*Aim*. Exact copies are required of the lines from the line containing "Transcribe the text in this document." through the final line of the listing, both included, and of no other lines.

*Given data*.
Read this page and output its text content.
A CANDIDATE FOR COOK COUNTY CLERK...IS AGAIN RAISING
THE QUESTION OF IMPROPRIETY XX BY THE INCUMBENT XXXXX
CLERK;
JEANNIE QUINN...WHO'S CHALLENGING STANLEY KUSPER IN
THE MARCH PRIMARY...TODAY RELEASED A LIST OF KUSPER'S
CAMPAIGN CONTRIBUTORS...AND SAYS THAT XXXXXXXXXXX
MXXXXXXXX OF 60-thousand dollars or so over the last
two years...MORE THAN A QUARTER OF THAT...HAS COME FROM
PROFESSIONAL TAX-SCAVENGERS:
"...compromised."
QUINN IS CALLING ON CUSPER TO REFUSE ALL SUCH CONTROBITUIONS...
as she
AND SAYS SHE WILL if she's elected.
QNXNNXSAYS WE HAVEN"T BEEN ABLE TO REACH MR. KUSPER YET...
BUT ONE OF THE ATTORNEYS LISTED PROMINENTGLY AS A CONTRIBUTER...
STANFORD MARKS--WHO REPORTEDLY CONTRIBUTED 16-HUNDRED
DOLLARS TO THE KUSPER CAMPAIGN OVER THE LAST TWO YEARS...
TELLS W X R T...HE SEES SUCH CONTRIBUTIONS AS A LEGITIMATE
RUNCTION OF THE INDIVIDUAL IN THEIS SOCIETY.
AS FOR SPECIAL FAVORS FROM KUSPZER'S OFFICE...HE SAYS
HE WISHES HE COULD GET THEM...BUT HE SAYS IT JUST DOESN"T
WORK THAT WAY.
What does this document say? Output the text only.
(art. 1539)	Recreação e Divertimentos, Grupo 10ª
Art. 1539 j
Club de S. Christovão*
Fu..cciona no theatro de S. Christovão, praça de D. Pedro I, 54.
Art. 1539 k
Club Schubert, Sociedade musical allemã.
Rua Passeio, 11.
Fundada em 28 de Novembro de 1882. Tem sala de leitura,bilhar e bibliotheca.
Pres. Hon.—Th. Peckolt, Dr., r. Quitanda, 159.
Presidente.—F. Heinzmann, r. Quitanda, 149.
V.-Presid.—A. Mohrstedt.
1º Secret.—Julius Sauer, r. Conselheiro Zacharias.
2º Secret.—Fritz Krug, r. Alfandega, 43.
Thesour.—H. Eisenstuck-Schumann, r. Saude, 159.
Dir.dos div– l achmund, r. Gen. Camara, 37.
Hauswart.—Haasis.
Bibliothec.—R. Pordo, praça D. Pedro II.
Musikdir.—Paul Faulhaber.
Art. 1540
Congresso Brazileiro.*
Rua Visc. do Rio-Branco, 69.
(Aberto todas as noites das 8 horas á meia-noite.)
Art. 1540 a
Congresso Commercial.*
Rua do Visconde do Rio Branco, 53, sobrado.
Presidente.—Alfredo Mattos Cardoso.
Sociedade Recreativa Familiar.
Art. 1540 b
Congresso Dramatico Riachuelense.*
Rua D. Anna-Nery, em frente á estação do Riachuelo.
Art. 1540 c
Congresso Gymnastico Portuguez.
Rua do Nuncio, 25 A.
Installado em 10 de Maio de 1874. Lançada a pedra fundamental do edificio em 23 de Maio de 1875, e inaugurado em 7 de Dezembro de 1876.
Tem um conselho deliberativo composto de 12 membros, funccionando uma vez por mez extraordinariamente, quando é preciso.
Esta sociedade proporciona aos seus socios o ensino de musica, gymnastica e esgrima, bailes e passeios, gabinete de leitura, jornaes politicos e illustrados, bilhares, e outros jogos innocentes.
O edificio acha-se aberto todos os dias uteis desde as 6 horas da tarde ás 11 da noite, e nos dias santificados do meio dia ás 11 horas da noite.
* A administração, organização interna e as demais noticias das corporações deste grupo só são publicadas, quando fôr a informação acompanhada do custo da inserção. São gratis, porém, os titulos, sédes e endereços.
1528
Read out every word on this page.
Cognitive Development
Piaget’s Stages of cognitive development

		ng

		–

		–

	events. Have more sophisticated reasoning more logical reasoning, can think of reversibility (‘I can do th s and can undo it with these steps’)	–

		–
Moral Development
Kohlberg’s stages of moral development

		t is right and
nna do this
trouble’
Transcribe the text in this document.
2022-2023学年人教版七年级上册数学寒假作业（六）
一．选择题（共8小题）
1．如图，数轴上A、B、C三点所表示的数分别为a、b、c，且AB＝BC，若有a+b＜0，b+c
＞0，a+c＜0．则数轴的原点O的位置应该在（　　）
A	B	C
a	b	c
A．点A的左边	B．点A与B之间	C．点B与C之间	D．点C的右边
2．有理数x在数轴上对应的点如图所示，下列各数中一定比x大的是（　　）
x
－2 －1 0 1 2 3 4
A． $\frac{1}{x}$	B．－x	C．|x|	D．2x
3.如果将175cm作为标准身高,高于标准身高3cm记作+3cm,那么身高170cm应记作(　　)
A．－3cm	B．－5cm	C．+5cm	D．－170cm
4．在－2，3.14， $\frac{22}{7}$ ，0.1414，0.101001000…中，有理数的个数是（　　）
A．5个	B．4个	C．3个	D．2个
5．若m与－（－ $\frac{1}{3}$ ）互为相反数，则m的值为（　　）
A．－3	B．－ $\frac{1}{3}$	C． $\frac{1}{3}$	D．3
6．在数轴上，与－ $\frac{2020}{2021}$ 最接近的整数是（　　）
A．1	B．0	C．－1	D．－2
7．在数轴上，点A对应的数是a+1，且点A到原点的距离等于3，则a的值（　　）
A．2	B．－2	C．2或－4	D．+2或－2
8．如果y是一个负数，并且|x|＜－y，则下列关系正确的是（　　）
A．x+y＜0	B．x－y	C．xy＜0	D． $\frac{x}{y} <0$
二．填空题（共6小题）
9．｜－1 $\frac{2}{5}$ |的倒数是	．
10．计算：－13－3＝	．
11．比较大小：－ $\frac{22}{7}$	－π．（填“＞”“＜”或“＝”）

*Written answer*.
Transcribe the text in this document.
2022-2023学年人教版七年级上册数学寒假作业（六）
一．选择题（共8小题）
1．如图，数轴上A、B、C三点所表示的数分别为a、b、c，且AB＝BC，若有a+b＜0，b+c
＞0，a+c＜0．则数轴的原点O的位置应该在（　　）
A	B	C
a	b	c
A．点A的左边	B．点A与B之间	C．点B与C之间	D．点C的右边
2．有理数x在数轴上对应的点如图所示，下列各数中一定比x大的是（　　）
x
－2 －1 0 1 2 3 4
A． $\frac{1}{x}$	B．－x	C．|x|	D．2x
3.如果将175cm作为标准身高,高于标准身高3cm记作+3cm,那么身高170cm应记作(　　)
A．－3cm	B．－5cm	C．+5cm	D．－170cm
4．在－2，3.14， $\frac{22}{7}$ ，0.1414，0.101001000…中，有理数的个数是（　　）
A．5个	B．4个	C．3个	D．2个
5．若m与－（－ $\frac{1}{3}$ ）互为相反数，则m的值为（　　）
A．－3	B．－ $\frac{1}{3}$	C． $\frac{1}{3}$	D．3
6．在数轴上，与－ $\frac{2020}{2021}$ 最接近的整数是（　　）
A．1	B．0	C．－1	D．－2
7．在数轴上，点A对应的数是a+1，且点A到原点的距离等于3，则a的值（　　）
A．2	B．－2	C．2或－4	D．+2或－2
8．如果y是一个负数，并且|x|＜－y，则下列关系正确的是（　　）
A．x+y＜0	B．x－y	C．xy＜0	D． $\frac{x}{y} <0$
二．填空题（共6小题）
9．｜－1 $\frac{2}{5}$ |的倒数是	．
10．计算：－13－3＝	．
11．比较大小：－ $\frac{22}{7}$	－π．（填“＞”“＜”或“＝”）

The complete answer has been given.